-- Entries supplied --
* * *

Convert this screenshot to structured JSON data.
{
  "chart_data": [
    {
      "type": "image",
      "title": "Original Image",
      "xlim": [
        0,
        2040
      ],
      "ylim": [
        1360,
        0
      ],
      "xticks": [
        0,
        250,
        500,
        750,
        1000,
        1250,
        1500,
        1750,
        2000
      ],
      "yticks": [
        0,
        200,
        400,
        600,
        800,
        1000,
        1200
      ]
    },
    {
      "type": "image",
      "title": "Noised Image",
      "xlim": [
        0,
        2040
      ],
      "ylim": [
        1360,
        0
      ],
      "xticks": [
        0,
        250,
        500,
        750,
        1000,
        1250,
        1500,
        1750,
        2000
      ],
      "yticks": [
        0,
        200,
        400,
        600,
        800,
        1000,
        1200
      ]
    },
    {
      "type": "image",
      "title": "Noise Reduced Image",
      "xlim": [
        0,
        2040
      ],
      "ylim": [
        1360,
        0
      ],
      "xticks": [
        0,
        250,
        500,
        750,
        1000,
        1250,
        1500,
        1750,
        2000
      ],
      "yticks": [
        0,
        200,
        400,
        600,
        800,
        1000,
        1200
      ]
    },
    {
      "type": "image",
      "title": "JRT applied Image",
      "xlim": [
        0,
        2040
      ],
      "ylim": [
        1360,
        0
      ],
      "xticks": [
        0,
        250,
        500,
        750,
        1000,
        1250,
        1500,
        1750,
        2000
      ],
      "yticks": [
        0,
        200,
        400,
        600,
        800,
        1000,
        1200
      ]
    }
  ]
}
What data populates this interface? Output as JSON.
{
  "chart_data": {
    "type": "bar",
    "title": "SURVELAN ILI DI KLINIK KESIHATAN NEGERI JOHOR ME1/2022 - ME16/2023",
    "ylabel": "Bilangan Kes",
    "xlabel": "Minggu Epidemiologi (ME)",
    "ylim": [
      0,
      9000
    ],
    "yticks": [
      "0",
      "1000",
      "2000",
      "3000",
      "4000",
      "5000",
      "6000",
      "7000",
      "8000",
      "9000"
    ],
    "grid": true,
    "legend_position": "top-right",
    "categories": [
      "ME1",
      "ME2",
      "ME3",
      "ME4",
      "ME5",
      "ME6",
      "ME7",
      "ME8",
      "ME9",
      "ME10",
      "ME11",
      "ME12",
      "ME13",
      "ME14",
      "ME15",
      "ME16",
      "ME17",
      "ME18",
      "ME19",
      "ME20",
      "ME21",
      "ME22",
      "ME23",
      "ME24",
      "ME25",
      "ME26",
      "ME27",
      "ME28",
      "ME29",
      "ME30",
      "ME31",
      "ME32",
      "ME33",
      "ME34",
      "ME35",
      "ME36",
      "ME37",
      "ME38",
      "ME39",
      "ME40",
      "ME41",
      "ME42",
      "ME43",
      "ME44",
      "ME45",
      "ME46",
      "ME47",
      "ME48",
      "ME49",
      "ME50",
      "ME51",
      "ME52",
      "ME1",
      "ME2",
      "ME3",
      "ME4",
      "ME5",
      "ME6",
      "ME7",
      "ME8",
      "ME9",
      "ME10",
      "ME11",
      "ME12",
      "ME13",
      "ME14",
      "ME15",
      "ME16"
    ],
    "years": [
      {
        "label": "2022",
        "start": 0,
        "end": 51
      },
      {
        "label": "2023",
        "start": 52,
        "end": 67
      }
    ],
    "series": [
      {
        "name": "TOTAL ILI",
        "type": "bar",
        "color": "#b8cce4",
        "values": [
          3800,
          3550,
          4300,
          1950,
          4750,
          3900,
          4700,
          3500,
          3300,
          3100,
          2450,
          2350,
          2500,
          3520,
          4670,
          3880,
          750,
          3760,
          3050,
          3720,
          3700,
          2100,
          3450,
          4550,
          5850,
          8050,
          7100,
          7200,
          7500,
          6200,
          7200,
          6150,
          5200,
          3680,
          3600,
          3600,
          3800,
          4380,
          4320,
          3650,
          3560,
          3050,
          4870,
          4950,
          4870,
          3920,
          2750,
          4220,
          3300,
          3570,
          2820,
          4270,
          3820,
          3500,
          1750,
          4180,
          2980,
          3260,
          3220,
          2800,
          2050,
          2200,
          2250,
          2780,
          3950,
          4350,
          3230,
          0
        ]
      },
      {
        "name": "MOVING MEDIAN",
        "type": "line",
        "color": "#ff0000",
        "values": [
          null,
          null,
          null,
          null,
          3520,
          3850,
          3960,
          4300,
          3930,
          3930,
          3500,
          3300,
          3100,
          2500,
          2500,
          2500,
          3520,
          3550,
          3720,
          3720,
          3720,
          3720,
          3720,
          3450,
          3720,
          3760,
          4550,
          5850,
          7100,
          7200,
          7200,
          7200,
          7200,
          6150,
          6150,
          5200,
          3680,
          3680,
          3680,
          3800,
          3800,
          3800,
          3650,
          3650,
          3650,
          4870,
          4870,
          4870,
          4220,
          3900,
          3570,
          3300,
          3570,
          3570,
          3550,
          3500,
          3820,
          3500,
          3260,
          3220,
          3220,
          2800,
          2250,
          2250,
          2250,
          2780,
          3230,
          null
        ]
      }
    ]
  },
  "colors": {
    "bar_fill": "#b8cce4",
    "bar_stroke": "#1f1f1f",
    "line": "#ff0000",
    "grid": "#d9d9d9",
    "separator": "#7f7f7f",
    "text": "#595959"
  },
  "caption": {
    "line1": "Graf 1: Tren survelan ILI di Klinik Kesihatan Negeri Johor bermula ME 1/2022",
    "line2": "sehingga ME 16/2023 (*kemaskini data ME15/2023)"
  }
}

* * *

-- Your task --
From the listing above, extract every line exactly as it stands.

-- Solution for this problem --
Convert this screenshot to structured JSON data.
{
  "chart_data": [
    {
      "type": "image",
      "title": "Original Image",
      "xlim": [
        0,
        2040
      ],
      "ylim": [
        1360,
        0
      ],
      "xticks": [
        0,
        250,
        500,
        750,
        1000,
        1250,
        1500,
        1750,
        2000
      ],
      "yticks": [
        0,
        200,
        400,
        600,
        800,
        1000,
        1200
      ]
    },
    {
      "type": "image",
      "title": "Noised Image",
      "xlim": [
        0,
        2040
      ],
      "ylim": [
        1360,
        0
      ],
      "xticks": [
        0,
        250,
        500,
        750,
        1000,
        1250,
        1500,
        1750,
        2000
      ],
      "yticks": [
        0,
        200,
        400,
        600,
        800,
        1000,
        1200
      ]
    },
    {
      "type": "image",
      "title": "Noise Reduced Image",
      "xlim": [
        0,
        2040
      ],
      "ylim": [
        1360,
        0
      ],
      "xticks": [
        0,
        250,
        500,
        750,
        1000,
        1250,
        1500,
        1750,
        2000
      ],
      "yticks": [
        0,
        200,
        400,
        600,
        800,
        1000,
        1200
      ]
    },
    {
      "type": "image",
      "title": "JRT applied Image",
      "xlim": [
        0,
        2040
      ],
      "ylim": [
        1360,
        0
      ],
      "xticks": [
        0,
        250,
        500,
        750,
        1000,
        1250,
        1500,
        1750,
        2000
      ],
      "yticks": [
        0,
        200,
        400,
        600,
        800,
        1000,
        1200
      ]
    }
  ]
}
What data populates this interface? Output as JSON.
{
  "chart_data": {
    "type": "bar",
    "title": "SURVELAN ILI DI KLINIK KESIHATAN NEGERI JOHOR ME1/2022 - ME16/2023",
    "ylabel": "Bilangan Kes",
    "xlabel": "Minggu Epidemiologi (ME)",
    "ylim": [
      0,
      9000
    ],
    "yticks": [
      "0",
      "1000",
      "2000",
      "3000",
      "4000",
      "5000",
      "6000",
      "7000",
      "8000",
      "9000"
    ],
    "grid": true,
    "legend_position": "top-right",
    "categories": [
      "ME1",
      "ME2",
      "ME3",
      "ME4",
      "ME5",
      "ME6",
      "ME7",
      "ME8",
      "ME9",
      "ME10",
      "ME11",
      "ME12",
      "ME13",
      "ME14",
      "ME15",
      "ME16",
      "ME17",
      "ME18",
      "ME19",
      "ME20",
      "ME21",
      "ME22",
      "ME23",
      "ME24",
      "ME25",
      "ME26",
      "ME27",
      "ME28",
      "ME29",
      "ME30",
      "ME31",
      "ME32",
      "ME33",
      "ME34",
      "ME35",
      "ME36",
      "ME37",
      "ME38",
      "ME39",
      "ME40",
      "ME41",
      "ME42",
      "ME43",
      "ME44",
      "ME45",
      "ME46",
      "ME47",
      "ME48",
      "ME49",
      "ME50",
      "ME51",
      "ME52",
      "ME1",
      "ME2",
      "ME3",
      "ME4",
      "ME5",
      "ME6",
      "ME7",
      "ME8",
      "ME9",
      "ME10",
      "ME11",
      "ME12",
      "ME13",
      "ME14",
      "ME15",
      "ME16"
    ],
    "years": [
      {
        "label": "2022",
        "start": 0,
        "end": 51
      },
      {
        "label": "2023",
        "start": 52,
        "end": 67
      }
    ],
    "series": [
      {
        "name": "TOTAL ILI",
        "type": "bar",
        "color": "#b8cce4",
        "values": [
          3800,
          3550,
          4300,
          1950,
          4750,
          3900,
          4700,
          3500,
          3300,
          3100,
          2450,
          2350,
          2500,
          3520,
          4670,
          3880,
          750,
          3760,
          3050,
          3720,
          3700,
          2100,
          3450,
          4550,
          5850,
          8050,
          7100,
          7200,
          7500,
          6200,
          7200,
          6150,
          5200,
          3680,
          3600,
          3600,
          3800,
          4380,
          4320,
          3650,
          3560,
          3050,
          4870,
          4950,
          4870,
          3920,
          2750,
          4220,
          3300,
          3570,
          2820,
          4270,
          3820,
          3500,
          1750,
          4180,
          2980,
          3260,
          3220,
          2800,
          2050,
          2200,
          2250,
          2780,
          3950,
          4350,
          3230,
          0
        ]
      },
      {
        "name": "MOVING MEDIAN",
        "type": "line",
        "color": "#ff0000",
        "values": [
          null,
          null,
          null,
          null,
          3520,
          3850,
          3960,
          4300,
          3930,
          3930,
          3500,
          3300,
          3100,
          2500,
          2500,
          2500,
          3520,
          3550,
          3720,
          3720,
          3720,
          3720,
          3720,
          3450,
          3720,
          3760,
          4550,
          5850,
          7100,
          7200,
          7200,
          7200,
          7200,
          6150,
          6150,
          5200,
          3680,
          3680,
          3680,
          3800,
          3800,
          3800,
          3650,
          3650,
          3650,
          4870,
          4870,
          4870,
          4220,
          3900,
          3570,
          3300,
          3570,
          3570,
          3550,
          3500,
          3820,
          3500,
          3260,
          3220,
          3220,
          2800,
          2250,
          2250,
          2250,
          2780,
          3230,
          null
        ]
      }
    ]
  },
  "colors": {
    "bar_fill": "#b8cce4",
    "bar_stroke": "#1f1f1f",
    "line": "#ff0000",
    "grid": "#d9d9d9",
    "separator": "#7f7f7f",
    "text": "#595959"
  },
  "caption": {
    "line1": "Graf 1: Tren survelan ILI di Klinik Kesihatan Negeri Johor bermula ME 1/2022",
    "line2": "sehingga ME 16/2023 (*kemaskini data ME15/2023)"
  }
}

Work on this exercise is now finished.